start Record list
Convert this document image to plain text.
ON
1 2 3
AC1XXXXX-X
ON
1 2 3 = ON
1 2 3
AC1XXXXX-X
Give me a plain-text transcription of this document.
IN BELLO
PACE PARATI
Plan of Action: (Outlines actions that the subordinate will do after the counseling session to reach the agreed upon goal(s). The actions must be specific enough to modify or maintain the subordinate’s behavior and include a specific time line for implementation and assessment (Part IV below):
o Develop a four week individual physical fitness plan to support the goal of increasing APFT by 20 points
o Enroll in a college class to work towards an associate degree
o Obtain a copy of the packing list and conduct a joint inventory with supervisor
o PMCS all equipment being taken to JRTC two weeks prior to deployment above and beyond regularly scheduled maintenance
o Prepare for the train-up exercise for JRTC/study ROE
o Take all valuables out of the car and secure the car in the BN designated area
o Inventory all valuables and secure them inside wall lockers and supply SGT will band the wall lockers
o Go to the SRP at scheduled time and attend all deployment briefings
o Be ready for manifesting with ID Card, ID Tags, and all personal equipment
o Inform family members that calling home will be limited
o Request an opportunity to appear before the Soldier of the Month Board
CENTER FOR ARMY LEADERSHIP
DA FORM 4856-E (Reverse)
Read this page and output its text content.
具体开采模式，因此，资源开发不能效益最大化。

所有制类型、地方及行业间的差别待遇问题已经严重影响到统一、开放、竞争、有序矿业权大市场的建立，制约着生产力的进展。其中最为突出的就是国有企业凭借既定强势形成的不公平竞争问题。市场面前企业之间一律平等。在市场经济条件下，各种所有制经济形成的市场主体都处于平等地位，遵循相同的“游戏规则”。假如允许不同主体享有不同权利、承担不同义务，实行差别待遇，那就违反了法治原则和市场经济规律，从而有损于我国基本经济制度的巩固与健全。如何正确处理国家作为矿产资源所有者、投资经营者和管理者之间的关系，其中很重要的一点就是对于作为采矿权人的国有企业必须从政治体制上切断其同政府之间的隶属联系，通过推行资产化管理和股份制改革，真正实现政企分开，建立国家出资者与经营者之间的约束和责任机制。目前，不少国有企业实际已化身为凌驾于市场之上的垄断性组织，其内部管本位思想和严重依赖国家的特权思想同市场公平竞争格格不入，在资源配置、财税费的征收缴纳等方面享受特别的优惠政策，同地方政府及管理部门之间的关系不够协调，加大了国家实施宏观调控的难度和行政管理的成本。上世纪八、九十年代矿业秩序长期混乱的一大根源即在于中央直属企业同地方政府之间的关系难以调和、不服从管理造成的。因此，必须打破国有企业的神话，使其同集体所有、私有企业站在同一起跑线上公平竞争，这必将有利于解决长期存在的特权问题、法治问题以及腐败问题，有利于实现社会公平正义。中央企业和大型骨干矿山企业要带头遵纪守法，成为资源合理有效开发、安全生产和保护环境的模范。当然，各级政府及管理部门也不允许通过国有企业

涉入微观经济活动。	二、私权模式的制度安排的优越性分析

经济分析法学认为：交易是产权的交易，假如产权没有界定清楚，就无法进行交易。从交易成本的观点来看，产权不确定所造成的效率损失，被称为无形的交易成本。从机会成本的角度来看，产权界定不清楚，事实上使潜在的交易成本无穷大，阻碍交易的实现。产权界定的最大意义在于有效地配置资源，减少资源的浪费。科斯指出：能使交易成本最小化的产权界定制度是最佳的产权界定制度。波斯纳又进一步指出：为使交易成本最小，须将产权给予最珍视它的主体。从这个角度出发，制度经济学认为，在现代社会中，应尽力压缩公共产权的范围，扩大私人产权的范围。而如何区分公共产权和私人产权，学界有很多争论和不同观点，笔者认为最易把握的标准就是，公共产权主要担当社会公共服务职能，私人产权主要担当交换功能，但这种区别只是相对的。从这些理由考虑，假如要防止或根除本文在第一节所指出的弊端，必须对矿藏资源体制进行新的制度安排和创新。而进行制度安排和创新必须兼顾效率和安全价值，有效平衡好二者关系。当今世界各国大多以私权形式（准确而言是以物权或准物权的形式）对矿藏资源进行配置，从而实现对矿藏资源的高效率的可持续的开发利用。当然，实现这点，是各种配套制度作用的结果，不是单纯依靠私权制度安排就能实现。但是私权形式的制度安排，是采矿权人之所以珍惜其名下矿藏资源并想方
end Record list
Exercise objective:
Transcribe the material above word for word.

The completed task:
Convert this document image to plain text.
ON
1 2 3
AC1XXXXX-X
ON
1 2 3 = ON
1 2 3
AC1XXXXX-X
Give me a plain-text transcription of this document.
IN BELLO
PACE PARATI
Plan of Action: (Outlines actions that the subordinate will do after the counseling session to reach the agreed upon goal(s). The actions must be specific enough to modify or maintain the subordinate’s behavior and include a specific time line for implementation and assessment (Part IV below):
o Develop a four week individual physical fitness plan to support the goal of increasing APFT by 20 points
o Enroll in a college class to work towards an associate degree
o Obtain a copy of the packing list and conduct a joint inventory with supervisor
o PMCS all equipment being taken to JRTC two weeks prior to deployment above and beyond regularly scheduled maintenance
o Prepare for the train-up exercise for JRTC/study ROE
o Take all valuables out of the car and secure the car in the BN designated area
o Inventory all valuables and secure them inside wall lockers and supply SGT will band the wall lockers
o Go to the SRP at scheduled time and attend all deployment briefings
o Be ready for manifesting with ID Card, ID Tags, and all personal equipment
o Inform family members that calling home will be limited
o Request an opportunity to appear before the Soldier of the Month Board
CENTER FOR ARMY LEADERSHIP
DA FORM 4856-E (Reverse)
Read this page and output its text content.
具体开采模式，因此，资源开发不能效益最大化。

所有制类型、地方及行业间的差别待遇问题已经严重影响到统一、开放、竞争、有序矿业权大市场的建立，制约着生产力的进展。其中最为突出的就是国有企业凭借既定强势形成的不公平竞争问题。市场面前企业之间一律平等。在市场经济条件下，各种所有制经济形成的市场主体都处于平等地位，遵循相同的“游戏规则”。假如允许不同主体享有不同权利、承担不同义务，实行差别待遇，那就违反了法治原则和市场经济规律，从而有损于我国基本经济制度的巩固与健全。如何正确处理国家作为矿产资源所有者、投资经营者和管理者之间的关系，其中很重要的一点就是对于作为采矿权人的国有企业必须从政治体制上切断其同政府之间的隶属联系，通过推行资产化管理和股份制改革，真正实现政企分开，建立国家出资者与经营者之间的约束和责任机制。目前，不少国有企业实际已化身为凌驾于市场之上的垄断性组织，其内部管本位思想和严重依赖国家的特权思想同市场公平竞争格格不入，在资源配置、财税费的征收缴纳等方面享受特别的优惠政策，同地方政府及管理部门之间的关系不够协调，加大了国家实施宏观调控的难度和行政管理的成本。上世纪八、九十年代矿业秩序长期混乱的一大根源即在于中央直属企业同地方政府之间的关系难以调和、不服从管理造成的。因此，必须打破国有企业的神话，使其同集体所有、私有企业站在同一起跑线上公平竞争，这必将有利于解决长期存在的特权问题、法治问题以及腐败问题，有利于实现社会公平正义。中央企业和大型骨干矿山企业要带头遵纪守法，成为资源合理有效开发、安全生产和保护环境的模范。当然，各级政府及管理部门也不允许通过国有企业

涉入微观经济活动。	二、私权模式的制度安排的优越性分析

经济分析法学认为：交易是产权的交易，假如产权没有界定清楚，就无法进行交易。从交易成本的观点来看，产权不确定所造成的效率损失，被称为无形的交易成本。从机会成本的角度来看，产权界定不清楚，事实上使潜在的交易成本无穷大，阻碍交易的实现。产权界定的最大意义在于有效地配置资源，减少资源的浪费。科斯指出：能使交易成本最小化的产权界定制度是最佳的产权界定制度。波斯纳又进一步指出：为使交易成本最小，须将产权给予最珍视它的主体。从这个角度出发，制度经济学认为，在现代社会中，应尽力压缩公共产权的范围，扩大私人产权的范围。而如何区分公共产权和私人产权，学界有很多争论和不同观点，笔者认为最易把握的标准就是，公共产权主要担当社会公共服务职能，私人产权主要担当交换功能，但这种区别只是相对的。从这些理由考虑，假如要防止或根除本文在第一节所指出的弊端，必须对矿藏资源体制进行新的制度安排和创新。而进行制度安排和创新必须兼顾效率和安全价值，有效平衡好二者关系。当今世界各国大多以私权形式（准确而言是以物权或准物权的形式）对矿藏资源进行配置，从而实现对矿藏资源的高效率的可持续的开发利用。当然，实现这点，是各种配套制度作用的结果，不是单纯依靠私权制度安排就能实现。但是私权形式的制度安排，是采矿权人之所以珍惜其名下矿藏资源并想方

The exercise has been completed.